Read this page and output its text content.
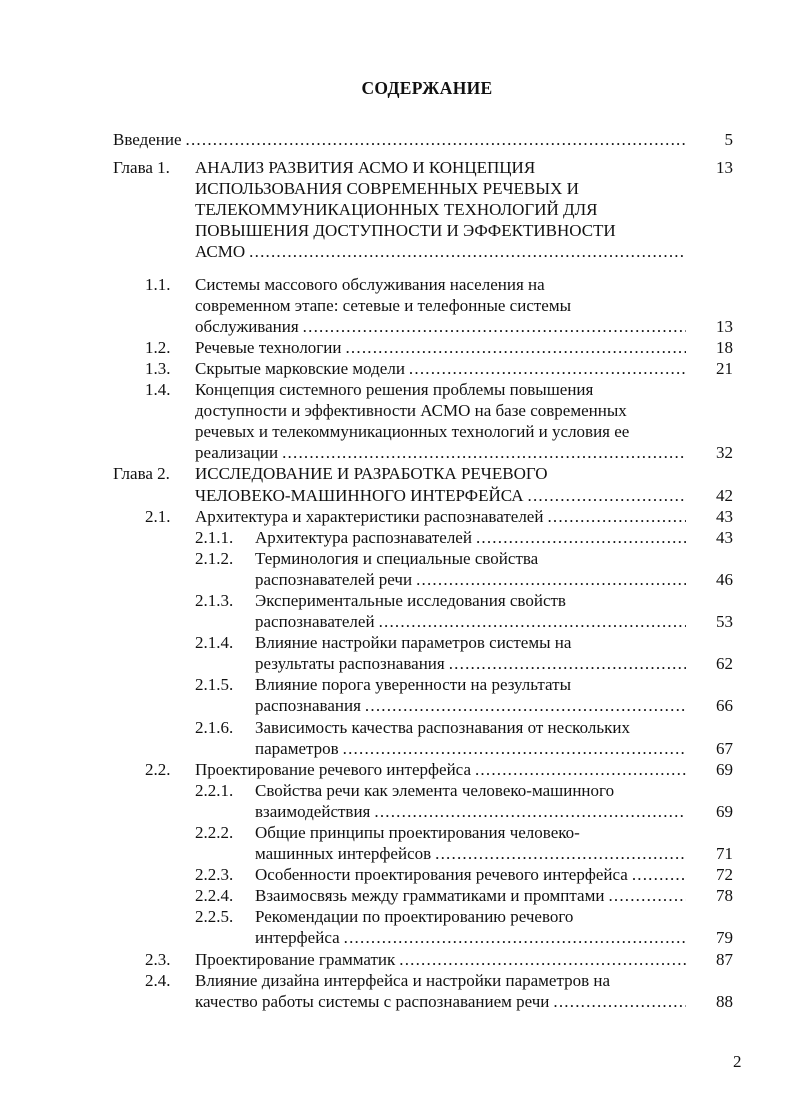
СОДЕРЖАНИЕ
Введение .....	5
Глава 1. АНАЛИЗ РАЗВИТИЯ АСМО И КОНЦЕПЦИЯ	13
ИСПОЛЬЗОВАНИЯ СОВРЕМЕННЫХ РЕЧЕВЫХ И
ТЕЛЕКОММУНИКАЦИОННЫХ ТЕХНОЛОГИЙ ДЛЯ
ПОВЫШЕНИЯ ДОСТУПНОСТИ И ЭФФЕКТИВНОСТИ
АСМО
.....
1.1. Системы массового обслуживания населения на
современном этапе: сетевые и телефонные системы
обслуживания .....	13
1.2. Речевые технологии .....	18
1.3. Скрытые марковские модели .....	21
1.4. Концепция системного решения проблемы повышения
доступности и эффективности АСМО на базе современных
речевых и телекоммуникационных технологий и условия ее
реализации .....	32
Глава 2. ИССЛЕДОВАНИЕ И РАЗРАБОТКА РЕЧЕВОГО
ЧЕЛОВЕКО-МАШИННОГО ИНТЕРФЕЙСА .....	42
2.1. Архитектура и характеристики распознавателей .....	43
2.1.1. Архитектура распознавателей .....	43
2.1.2. Терминология и специальные свойства
распознавателей речи .....	46
2.1.3. Экспериментальные исследования свойств
распознавателей .....	53
2.1.4. Влияние настройки параметров системы на
результаты распознавания .....	62
2.1.5. Влияние порога уверенности на результаты
распознавания .....	66
2.1.6. Зависимость качества распознавания от нескольких
параметров .....	67
2.2. Проектирование речевого интерфейса .....	69
2.2.1. Свойства речи как элемента человеко-машинного
взаимодействия .....	69
2.2.2. Общие принципы проектирования человеко-
машинных интерфейсов .....	71
2.2.3. Особенности проектирования речевого интерфейса .....	72
2.2.4. Взаимосвязь между грамматиками и промптами .....	78
2.2.5. Рекомендации по проектированию речевого
интерфейса .....	79
2.3. Проектирование грамматик .....	87
2.4. Влияние дизайна интерфейса и настройки параметров на
качество работы системы с распознаванием речи .....	88
2
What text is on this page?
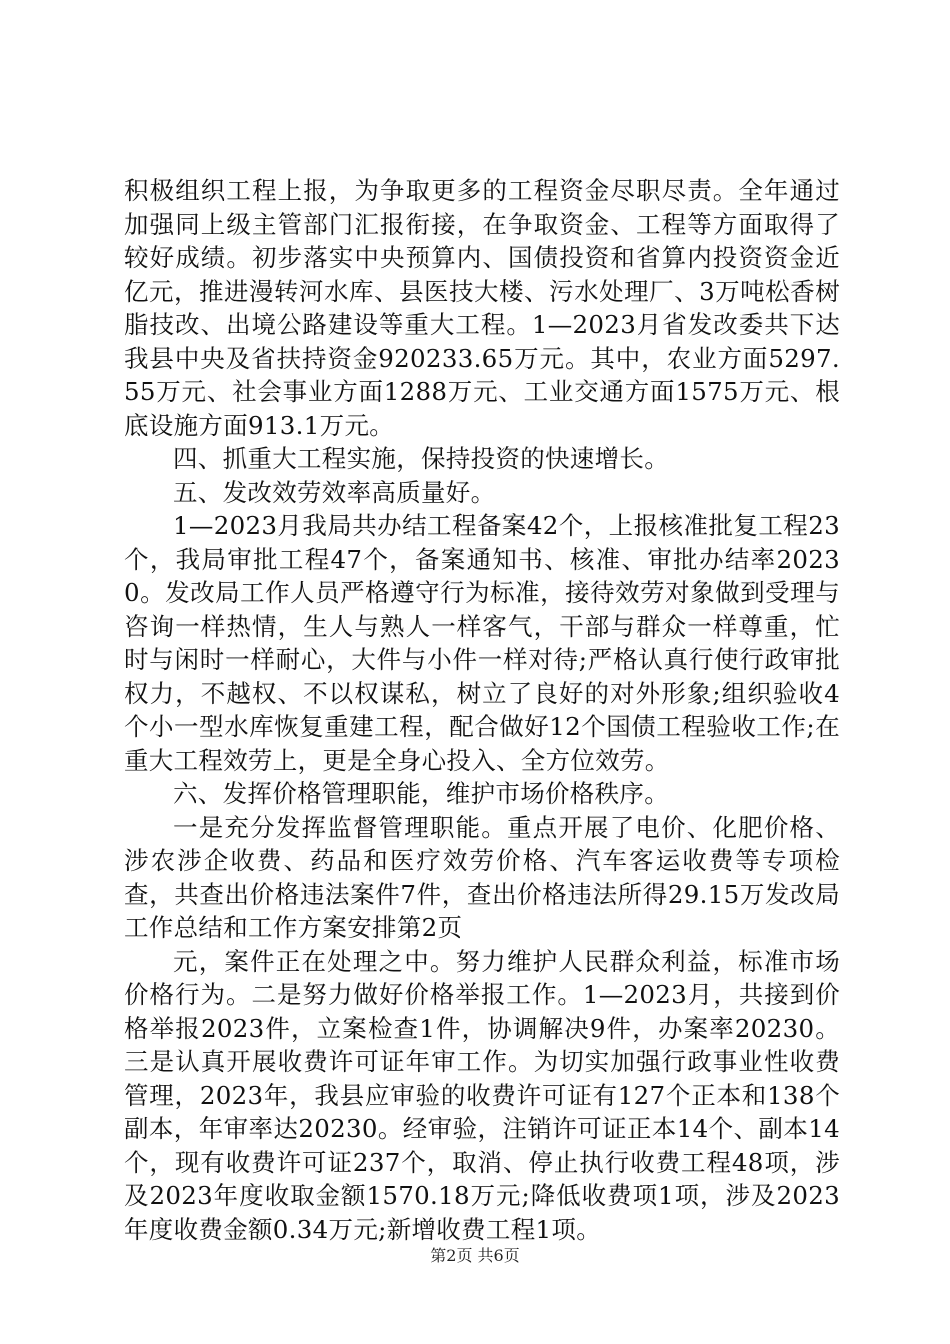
积极组织工程上报，为争取更多的工程资金尽职尽责。全年通过加强同上级主管部门汇报衔接，在争取资金、工程等方面取得了较好成绩。初步落实中央预算内、国债投资和省算内投资资金近亿元，推进漫转河水库、县医技大楼、污水处理厂、3万吨松香树脂技改、出境公路建设等重大工程。1—2023月省发改委共下达我县中央及省扶持资金920233.65万元。其中，农业方面5297.55万元、社会事业方面1288万元、工业交通方面1575万元、根底设施方面913.1万元。

四、抓重大工程实施，保持投资的快速增长。

五、发改效劳效率高质量好。

1—2023月我局共办结工程备案42个，上报核准批复工程23个，我局审批工程47个，备案通知书、核准、审批办结率20230。发改局工作人员严格遵守行为标准，接待效劳对象做到受理与咨询一样热情，生人与熟人一样客气，干部与群众一样尊重，忙时与闲时一样耐心，大件与小件一样对待;严格认真行使行政审批权力，不越权、不以权谋私，树立了良好的对外形象;组织验收4个小一型水库恢复重建工程，配合做好12个国债工程验收工作;在重大工程效劳上，更是全身心投入、全方位效劳。

六、发挥价格管理职能，维护市场价格秩序。

一是充分发挥监督管理职能。重点开展了电价、化肥价格、涉农涉企收费、药品和医疗效劳价格、汽车客运收费等专项检查，共查出价格违法案件7件，查出价格违法所得29.15万发改局工作总结和工作方案安排第2页

元，案件正在处理之中。努力维护人民群众利益，标准市场价格行为。二是努力做好价格举报工作。1—2023月，共接到价格举报2023件，立案检查1件，协调解决9件，办案率20230。三是认真开展收费许可证年审工作。为切实加强行政事业性收费管理，2023年，我县应审验的收费许可证有127个正本和138个副本，年审率达20230。经审验，注销许可证正本14个、副本14个，现有收费许可证237个，取消、停止执行收费工程48项，涉及2023年度收取金额1570.18万元;降低收费项1项，涉及2023年度收费金额0.34万元;新增收费工程1项。

第2页 共6页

══════════

◆ AIM ◆
Gather every line from the entries above where the word "проектирования" appears, and copy them.

◆ OUTPUT BELOW ◆
2.2.2. Общие принципы проектирования человеко-
2.2.3. Особенности проектирования речевого интерфейса .....	72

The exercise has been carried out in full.